Directive:
Identify all lines below that hold "escursione" and collect them.
++++++++++
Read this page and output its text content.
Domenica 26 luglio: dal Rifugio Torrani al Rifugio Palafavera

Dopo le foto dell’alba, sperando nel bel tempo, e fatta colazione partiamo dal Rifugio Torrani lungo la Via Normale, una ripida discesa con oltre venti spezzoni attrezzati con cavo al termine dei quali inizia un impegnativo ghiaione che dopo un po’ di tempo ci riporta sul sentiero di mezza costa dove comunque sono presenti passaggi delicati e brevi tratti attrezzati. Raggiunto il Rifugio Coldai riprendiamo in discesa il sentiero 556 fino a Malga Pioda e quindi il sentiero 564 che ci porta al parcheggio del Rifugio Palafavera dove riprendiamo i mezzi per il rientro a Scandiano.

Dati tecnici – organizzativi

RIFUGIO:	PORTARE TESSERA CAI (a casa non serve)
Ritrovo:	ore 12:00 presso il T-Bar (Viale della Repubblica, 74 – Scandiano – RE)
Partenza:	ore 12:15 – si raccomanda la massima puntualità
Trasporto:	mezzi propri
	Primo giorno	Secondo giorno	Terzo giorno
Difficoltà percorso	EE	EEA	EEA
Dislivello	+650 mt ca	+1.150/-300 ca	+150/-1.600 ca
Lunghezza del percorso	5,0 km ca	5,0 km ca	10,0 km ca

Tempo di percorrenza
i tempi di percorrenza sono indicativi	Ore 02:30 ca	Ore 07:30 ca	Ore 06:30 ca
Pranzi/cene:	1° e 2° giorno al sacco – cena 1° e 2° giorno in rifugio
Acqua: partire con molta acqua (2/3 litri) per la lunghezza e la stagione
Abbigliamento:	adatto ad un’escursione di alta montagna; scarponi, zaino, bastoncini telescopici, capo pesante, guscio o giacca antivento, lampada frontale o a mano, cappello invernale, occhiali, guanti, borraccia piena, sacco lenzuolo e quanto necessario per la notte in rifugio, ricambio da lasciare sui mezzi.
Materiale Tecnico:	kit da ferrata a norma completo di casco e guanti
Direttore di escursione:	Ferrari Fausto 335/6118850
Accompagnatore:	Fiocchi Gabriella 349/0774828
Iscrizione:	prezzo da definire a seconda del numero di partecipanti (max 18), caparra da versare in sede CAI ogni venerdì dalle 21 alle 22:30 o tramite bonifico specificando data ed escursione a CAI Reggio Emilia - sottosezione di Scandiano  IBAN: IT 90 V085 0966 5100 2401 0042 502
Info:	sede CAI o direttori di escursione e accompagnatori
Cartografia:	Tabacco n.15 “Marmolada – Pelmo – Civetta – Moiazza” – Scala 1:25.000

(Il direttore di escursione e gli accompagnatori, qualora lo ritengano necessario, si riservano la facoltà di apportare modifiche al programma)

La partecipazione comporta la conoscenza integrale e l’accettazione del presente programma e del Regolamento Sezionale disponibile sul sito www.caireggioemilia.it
++++++++++
Completed exercise:
Abbigliamento:	adatto ad un’escursione di alta montagna; scarponi, zaino, bastoncini telescopici, capo pesante, guscio o giacca antivento, lampada frontale o a mano, cappello invernale, occhiali, guanti, borraccia piena, sacco lenzuolo e quanto necessario per la notte in rifugio, ricambio da lasciare sui mezzi.
Direttore di escursione:	Ferrari Fausto 335/6118850
Iscrizione:	prezzo da definire a seconda del numero di partecipanti (max 18), caparra da versare in sede CAI ogni venerdì dalle 21 alle 22:30 o tramite bonifico specificando data ed escursione a CAI Reggio Emilia - sottosezione di Scandiano  IBAN: IT 90 V085 0966 5100 2401 0042 502
Info:	sede CAI o direttori di escursione e accompagnatori
(Il direttore di escursione e gli accompagnatori, qualora lo ritengano necessario, si riservano la facoltà di apportare modifiche al programma)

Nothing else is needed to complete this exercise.